▸ Supplied text
..........

Now, the with the memory elements we will attach a clock, so whatever was there in the
sequential circuits the present input is there the outputs are there, some of the outputs
attached with the memory element and they are fed back to the memory. Now, we are
another input, this is a clock input that is given to the memory, so what it will be
See the clock pulse is used to regulate the feedback, when the clock pulse becomes high
the inputs are enabled. So, if we see the picture, so when this clock pulse say here
we are giving say one clock pulse, so when this clock
pulse is high means this is high, then only
this inputs are this memory inputs are enabled to the combinational circuit, so this is the
circuitry description the sequential module description. So, mainly there are another
control input and that is the clock pulse is attached with the memory element.
Now, this circuits with feedback, so memory elements can be created by simple gates
this is the inverter NOR gate and NAND gate. And mainly this is the basis for
commercial static RAM designs, means the one bit memory element. And cross coupled
NOR gates NAND gates that are also used that means, inverter NOR gate NAND gate
mainly, they are the they are used to design one bit memory.
First we see the simplest design, see we consider here 1 inverter we if we draw say first 1
inverter is there we apply 1 1, so what will be the output, output will be 0. Now, another
inverter is cascaded with this, so it will be the output will be 1, now if it is feedback.

..........

▸ Stored data
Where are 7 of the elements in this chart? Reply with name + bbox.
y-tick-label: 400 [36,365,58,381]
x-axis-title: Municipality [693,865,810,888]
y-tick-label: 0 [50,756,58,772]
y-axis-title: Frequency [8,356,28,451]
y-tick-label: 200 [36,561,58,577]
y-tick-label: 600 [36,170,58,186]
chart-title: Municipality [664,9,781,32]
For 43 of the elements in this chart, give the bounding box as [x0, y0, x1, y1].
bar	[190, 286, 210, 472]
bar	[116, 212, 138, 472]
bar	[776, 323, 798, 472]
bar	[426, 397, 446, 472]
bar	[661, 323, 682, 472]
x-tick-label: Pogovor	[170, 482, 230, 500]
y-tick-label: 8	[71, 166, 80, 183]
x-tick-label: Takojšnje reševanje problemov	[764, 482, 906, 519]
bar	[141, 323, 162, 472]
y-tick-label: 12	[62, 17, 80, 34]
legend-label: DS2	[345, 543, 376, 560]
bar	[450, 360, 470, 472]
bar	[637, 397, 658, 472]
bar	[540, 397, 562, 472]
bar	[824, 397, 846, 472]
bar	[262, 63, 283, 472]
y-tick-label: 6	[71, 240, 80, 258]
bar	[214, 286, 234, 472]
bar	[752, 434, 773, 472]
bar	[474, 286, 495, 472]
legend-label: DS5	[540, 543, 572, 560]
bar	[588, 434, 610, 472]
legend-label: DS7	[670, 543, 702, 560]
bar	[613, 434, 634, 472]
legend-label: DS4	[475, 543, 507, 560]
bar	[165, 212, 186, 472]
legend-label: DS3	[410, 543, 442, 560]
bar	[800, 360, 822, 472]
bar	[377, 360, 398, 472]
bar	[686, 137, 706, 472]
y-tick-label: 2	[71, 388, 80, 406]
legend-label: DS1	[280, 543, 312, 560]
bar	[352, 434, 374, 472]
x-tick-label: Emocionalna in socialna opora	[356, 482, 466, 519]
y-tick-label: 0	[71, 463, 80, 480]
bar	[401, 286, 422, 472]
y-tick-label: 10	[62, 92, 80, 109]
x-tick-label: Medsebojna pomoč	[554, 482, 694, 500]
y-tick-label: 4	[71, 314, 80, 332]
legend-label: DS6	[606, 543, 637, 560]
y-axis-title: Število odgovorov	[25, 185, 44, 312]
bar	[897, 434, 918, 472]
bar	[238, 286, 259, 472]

..........

▸ Instructions for the task
Answer these questions using the sequential circuits transcript:
1. When does the transcript say the memory inputs are enabled to the combinational circuit?
2. Which simple gates does it say can be used to create memory elements?
3. In the simplest design, what is the output of the first inverter when 1 is applied to it?
The data were taken from a different source than the text.

▸ Expected output
1. Only when the clock pulse is high.
2. The inverter, the NOR gate and the NAND gate.
3. 0.